| What you need to do |
Copy each line below without leaving any out.

Part of a data file:

..............................

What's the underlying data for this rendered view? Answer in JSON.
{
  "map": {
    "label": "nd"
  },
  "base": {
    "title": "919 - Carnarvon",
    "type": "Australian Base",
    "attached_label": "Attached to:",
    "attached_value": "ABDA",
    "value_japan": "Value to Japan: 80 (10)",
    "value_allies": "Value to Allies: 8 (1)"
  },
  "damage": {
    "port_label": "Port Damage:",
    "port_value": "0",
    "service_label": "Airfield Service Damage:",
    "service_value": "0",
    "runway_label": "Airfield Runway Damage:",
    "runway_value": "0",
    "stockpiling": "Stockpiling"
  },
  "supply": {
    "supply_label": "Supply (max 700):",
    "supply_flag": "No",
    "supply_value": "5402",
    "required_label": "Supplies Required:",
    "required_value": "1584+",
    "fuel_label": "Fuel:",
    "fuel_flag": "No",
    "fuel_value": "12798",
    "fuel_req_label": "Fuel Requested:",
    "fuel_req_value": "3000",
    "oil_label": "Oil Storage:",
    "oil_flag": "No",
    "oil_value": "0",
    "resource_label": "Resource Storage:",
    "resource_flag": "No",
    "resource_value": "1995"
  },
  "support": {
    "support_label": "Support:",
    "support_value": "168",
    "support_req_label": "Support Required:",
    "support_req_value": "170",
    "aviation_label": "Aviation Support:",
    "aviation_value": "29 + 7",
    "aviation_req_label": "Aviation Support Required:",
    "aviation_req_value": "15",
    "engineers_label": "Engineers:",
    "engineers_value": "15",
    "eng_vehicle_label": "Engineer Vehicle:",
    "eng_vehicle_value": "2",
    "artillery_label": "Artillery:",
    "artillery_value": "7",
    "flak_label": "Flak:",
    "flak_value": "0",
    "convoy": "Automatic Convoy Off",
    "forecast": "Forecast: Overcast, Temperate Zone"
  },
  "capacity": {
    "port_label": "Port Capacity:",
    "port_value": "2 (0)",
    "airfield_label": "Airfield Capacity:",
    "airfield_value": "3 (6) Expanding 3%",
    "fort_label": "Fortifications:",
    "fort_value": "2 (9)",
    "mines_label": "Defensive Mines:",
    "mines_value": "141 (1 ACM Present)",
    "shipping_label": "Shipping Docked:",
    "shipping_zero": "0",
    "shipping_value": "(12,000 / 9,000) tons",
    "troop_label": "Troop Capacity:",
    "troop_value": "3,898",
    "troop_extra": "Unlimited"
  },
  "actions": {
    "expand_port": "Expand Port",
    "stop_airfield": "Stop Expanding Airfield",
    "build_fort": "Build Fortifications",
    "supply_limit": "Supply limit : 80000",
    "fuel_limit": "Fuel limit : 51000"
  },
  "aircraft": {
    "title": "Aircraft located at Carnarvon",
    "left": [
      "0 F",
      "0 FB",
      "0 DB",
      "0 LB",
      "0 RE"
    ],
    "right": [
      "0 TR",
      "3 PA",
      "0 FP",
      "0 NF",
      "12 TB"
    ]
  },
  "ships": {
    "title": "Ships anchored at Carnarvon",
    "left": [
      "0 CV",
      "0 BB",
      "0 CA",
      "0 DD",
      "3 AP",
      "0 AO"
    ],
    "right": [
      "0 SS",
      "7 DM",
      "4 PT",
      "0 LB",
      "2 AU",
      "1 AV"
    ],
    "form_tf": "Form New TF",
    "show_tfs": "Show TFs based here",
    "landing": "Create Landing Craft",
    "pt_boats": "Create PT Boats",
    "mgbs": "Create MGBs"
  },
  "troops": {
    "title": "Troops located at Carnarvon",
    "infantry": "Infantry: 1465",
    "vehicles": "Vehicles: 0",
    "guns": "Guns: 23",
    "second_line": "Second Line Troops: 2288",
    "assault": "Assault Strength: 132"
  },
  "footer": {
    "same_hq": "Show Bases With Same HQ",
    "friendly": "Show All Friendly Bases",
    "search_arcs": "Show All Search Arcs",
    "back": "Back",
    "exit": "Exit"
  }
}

..............................

| Exercise response |
What's the underlying data for this rendered view? Answer in JSON.
{
  "map": {
    "label": "nd"
  },
  "base": {
    "title": "919 - Carnarvon",
    "type": "Australian Base",
    "attached_label": "Attached to:",
    "attached_value": "ABDA",
    "value_japan": "Value to Japan: 80 (10)",
    "value_allies": "Value to Allies: 8 (1)"
  },
  "damage": {
    "port_label": "Port Damage:",
    "port_value": "0",
    "service_label": "Airfield Service Damage:",
    "service_value": "0",
    "runway_label": "Airfield Runway Damage:",
    "runway_value": "0",
    "stockpiling": "Stockpiling"
  },
  "supply": {
    "supply_label": "Supply (max 700):",
    "supply_flag": "No",
    "supply_value": "5402",
    "required_label": "Supplies Required:",
    "required_value": "1584+",
    "fuel_label": "Fuel:",
    "fuel_flag": "No",
    "fuel_value": "12798",
    "fuel_req_label": "Fuel Requested:",
    "fuel_req_value": "3000",
    "oil_label": "Oil Storage:",
    "oil_flag": "No",
    "oil_value": "0",
    "resource_label": "Resource Storage:",
    "resource_flag": "No",
    "resource_value": "1995"
  },
  "support": {
    "support_label": "Support:",
    "support_value": "168",
    "support_req_label": "Support Required:",
    "support_req_value": "170",
    "aviation_label": "Aviation Support:",
    "aviation_value": "29 + 7",
    "aviation_req_label": "Aviation Support Required:",
    "aviation_req_value": "15",
    "engineers_label": "Engineers:",
    "engineers_value": "15",
    "eng_vehicle_label": "Engineer Vehicle:",
    "eng_vehicle_value": "2",
    "artillery_label": "Artillery:",
    "artillery_value": "7",
    "flak_label": "Flak:",
    "flak_value": "0",
    "convoy": "Automatic Convoy Off",
    "forecast": "Forecast: Overcast, Temperate Zone"
  },
  "capacity": {
    "port_label": "Port Capacity:",
    "port_value": "2 (0)",
    "airfield_label": "Airfield Capacity:",
    "airfield_value": "3 (6) Expanding 3%",
    "fort_label": "Fortifications:",
    "fort_value": "2 (9)",
    "mines_label": "Defensive Mines:",
    "mines_value": "141 (1 ACM Present)",
    "shipping_label": "Shipping Docked:",
    "shipping_zero": "0",
    "shipping_value": "(12,000 / 9,000) tons",
    "troop_label": "Troop Capacity:",
    "troop_value": "3,898",
    "troop_extra": "Unlimited"
  },
  "actions": {
    "expand_port": "Expand Port",
    "stop_airfield": "Stop Expanding Airfield",
    "build_fort": "Build Fortifications",
    "supply_limit": "Supply limit : 80000",
    "fuel_limit": "Fuel limit : 51000"
  },
  "aircraft": {
    "title": "Aircraft located at Carnarvon",
    "left": [
      "0 F",
      "0 FB",
      "0 DB",
      "0 LB",
      "0 RE"
    ],
    "right": [
      "0 TR",
      "3 PA",
      "0 FP",
      "0 NF",
      "12 TB"
    ]
  },
  "ships": {
    "title": "Ships anchored at Carnarvon",
    "left": [
      "0 CV",
      "0 BB",
      "0 CA",
      "0 DD",
      "3 AP",
      "0 AO"
    ],
    "right": [
      "0 SS",
      "7 DM",
      "4 PT",
      "0 LB",
      "2 AU",
      "1 AV"
    ],
    "form_tf": "Form New TF",
    "show_tfs": "Show TFs based here",
    "landing": "Create Landing Craft",
    "pt_boats": "Create PT Boats",
    "mgbs": "Create MGBs"
  },
  "troops": {
    "title": "Troops located at Carnarvon",
    "infantry": "Infantry: 1465",
    "vehicles": "Vehicles: 0",
    "guns": "Guns: 23",
    "second_line": "Second Line Troops: 2288",
    "assault": "Assault Strength: 132"
  },
  "footer": {
    "same_hq": "Show Bases With Same HQ",
    "friendly": "Show All Friendly Bases",
    "search_arcs": "Show All Search Arcs",
    "back": "Back",
    "exit": "Exit"
  }
}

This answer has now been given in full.